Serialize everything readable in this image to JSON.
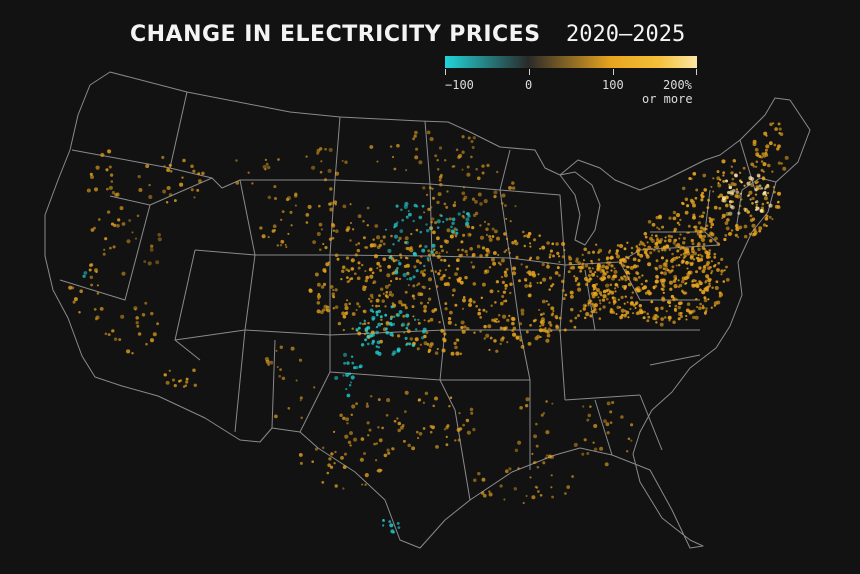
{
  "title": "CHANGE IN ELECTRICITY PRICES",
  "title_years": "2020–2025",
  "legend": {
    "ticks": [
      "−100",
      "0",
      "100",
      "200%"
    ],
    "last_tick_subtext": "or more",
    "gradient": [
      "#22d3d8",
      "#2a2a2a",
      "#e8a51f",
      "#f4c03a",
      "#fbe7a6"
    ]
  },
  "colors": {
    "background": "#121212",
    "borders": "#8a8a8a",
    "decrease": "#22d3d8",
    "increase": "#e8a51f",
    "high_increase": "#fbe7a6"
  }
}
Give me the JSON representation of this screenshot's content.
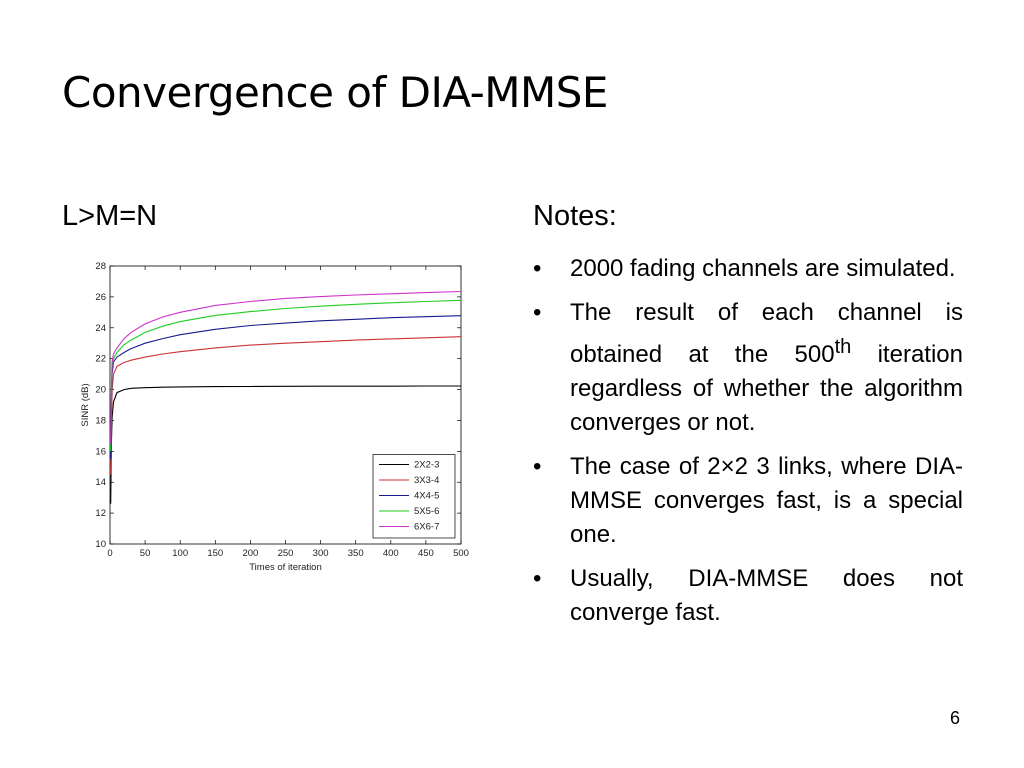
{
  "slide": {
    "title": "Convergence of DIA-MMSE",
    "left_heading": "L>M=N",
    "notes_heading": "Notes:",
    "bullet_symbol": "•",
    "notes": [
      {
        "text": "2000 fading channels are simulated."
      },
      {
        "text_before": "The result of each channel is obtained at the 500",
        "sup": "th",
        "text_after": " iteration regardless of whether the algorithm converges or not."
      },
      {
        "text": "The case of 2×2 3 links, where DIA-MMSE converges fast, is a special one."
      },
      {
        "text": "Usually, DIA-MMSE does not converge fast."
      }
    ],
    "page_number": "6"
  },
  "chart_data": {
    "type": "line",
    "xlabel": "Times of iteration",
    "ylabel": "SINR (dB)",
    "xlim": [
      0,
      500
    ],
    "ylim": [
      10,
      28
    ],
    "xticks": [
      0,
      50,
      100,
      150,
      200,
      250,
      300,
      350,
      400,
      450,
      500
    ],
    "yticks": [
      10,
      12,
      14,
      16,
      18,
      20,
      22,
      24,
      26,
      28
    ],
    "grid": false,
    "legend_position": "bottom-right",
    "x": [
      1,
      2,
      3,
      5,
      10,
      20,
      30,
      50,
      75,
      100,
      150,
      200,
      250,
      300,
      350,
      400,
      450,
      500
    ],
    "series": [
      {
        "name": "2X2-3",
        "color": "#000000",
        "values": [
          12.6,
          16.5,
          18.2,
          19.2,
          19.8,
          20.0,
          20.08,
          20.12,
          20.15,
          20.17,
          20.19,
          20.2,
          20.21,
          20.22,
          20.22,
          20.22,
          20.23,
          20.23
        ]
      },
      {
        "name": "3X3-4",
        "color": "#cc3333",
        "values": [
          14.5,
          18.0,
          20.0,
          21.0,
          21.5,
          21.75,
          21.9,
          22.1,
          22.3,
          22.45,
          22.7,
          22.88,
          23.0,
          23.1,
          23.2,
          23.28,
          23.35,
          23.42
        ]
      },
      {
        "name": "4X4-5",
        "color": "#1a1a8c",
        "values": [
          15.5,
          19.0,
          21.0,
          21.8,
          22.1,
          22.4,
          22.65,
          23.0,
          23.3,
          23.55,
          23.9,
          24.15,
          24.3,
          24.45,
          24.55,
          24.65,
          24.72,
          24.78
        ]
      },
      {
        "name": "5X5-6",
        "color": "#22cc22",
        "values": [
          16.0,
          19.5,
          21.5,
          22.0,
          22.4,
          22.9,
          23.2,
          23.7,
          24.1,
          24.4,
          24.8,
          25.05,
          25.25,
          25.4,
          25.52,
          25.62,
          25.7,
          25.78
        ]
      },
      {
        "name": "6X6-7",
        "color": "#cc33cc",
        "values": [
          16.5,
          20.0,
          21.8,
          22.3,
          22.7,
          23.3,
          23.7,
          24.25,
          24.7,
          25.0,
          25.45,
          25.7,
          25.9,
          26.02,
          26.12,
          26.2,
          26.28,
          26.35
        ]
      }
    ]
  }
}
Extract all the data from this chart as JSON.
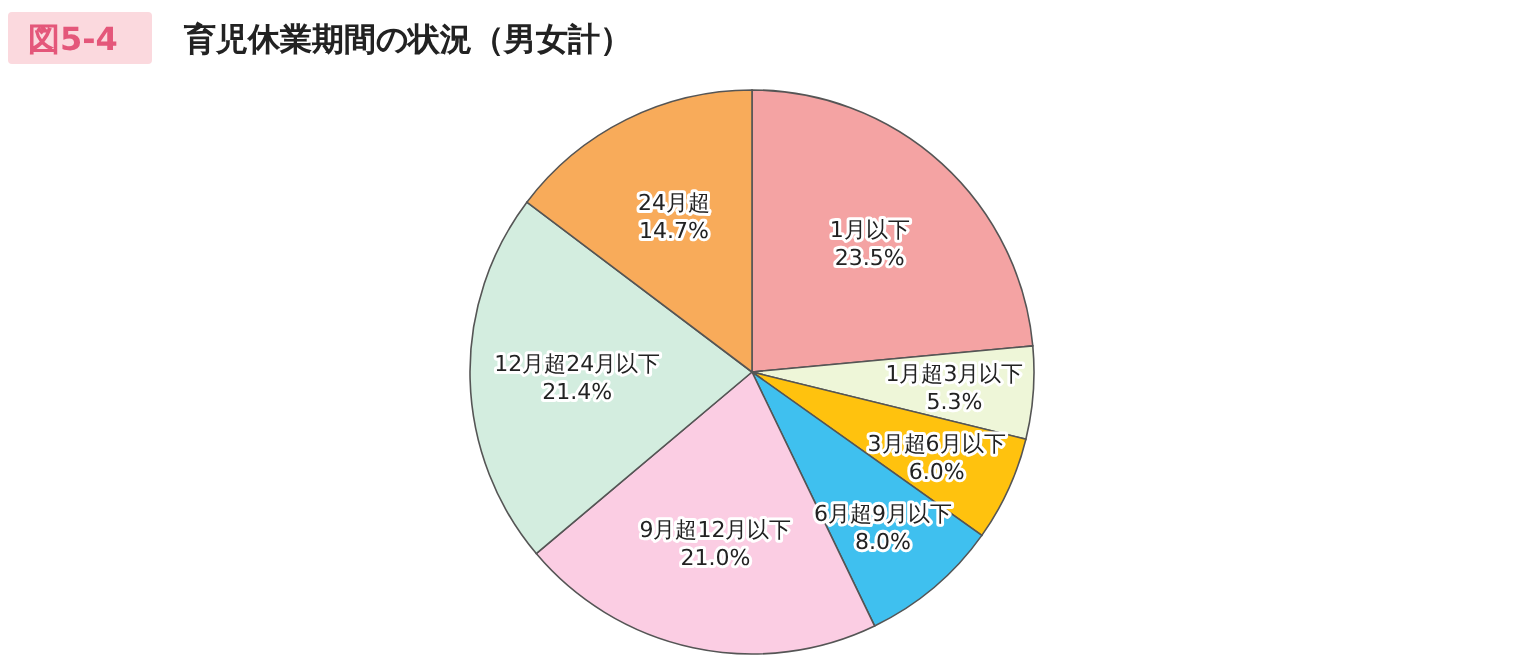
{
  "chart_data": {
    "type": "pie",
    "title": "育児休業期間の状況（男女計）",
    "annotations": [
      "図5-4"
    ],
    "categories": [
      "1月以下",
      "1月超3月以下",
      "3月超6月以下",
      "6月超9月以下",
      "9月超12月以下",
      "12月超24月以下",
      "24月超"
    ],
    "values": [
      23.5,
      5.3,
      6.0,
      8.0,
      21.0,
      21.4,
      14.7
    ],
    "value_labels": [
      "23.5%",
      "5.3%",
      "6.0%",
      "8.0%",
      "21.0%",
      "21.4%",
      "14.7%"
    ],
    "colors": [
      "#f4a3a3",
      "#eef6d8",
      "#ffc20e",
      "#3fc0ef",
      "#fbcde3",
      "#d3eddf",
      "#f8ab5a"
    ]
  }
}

# # # #

=== Problem description ===
In the records above, find each line holding "name" and copy it.

=== Output for this exercise ===
        "name": "2X2-3",
        "name": "3X3-4",
        "name": "4X4-5",
        "name": "5X5-6",
        "name": "6X6-7",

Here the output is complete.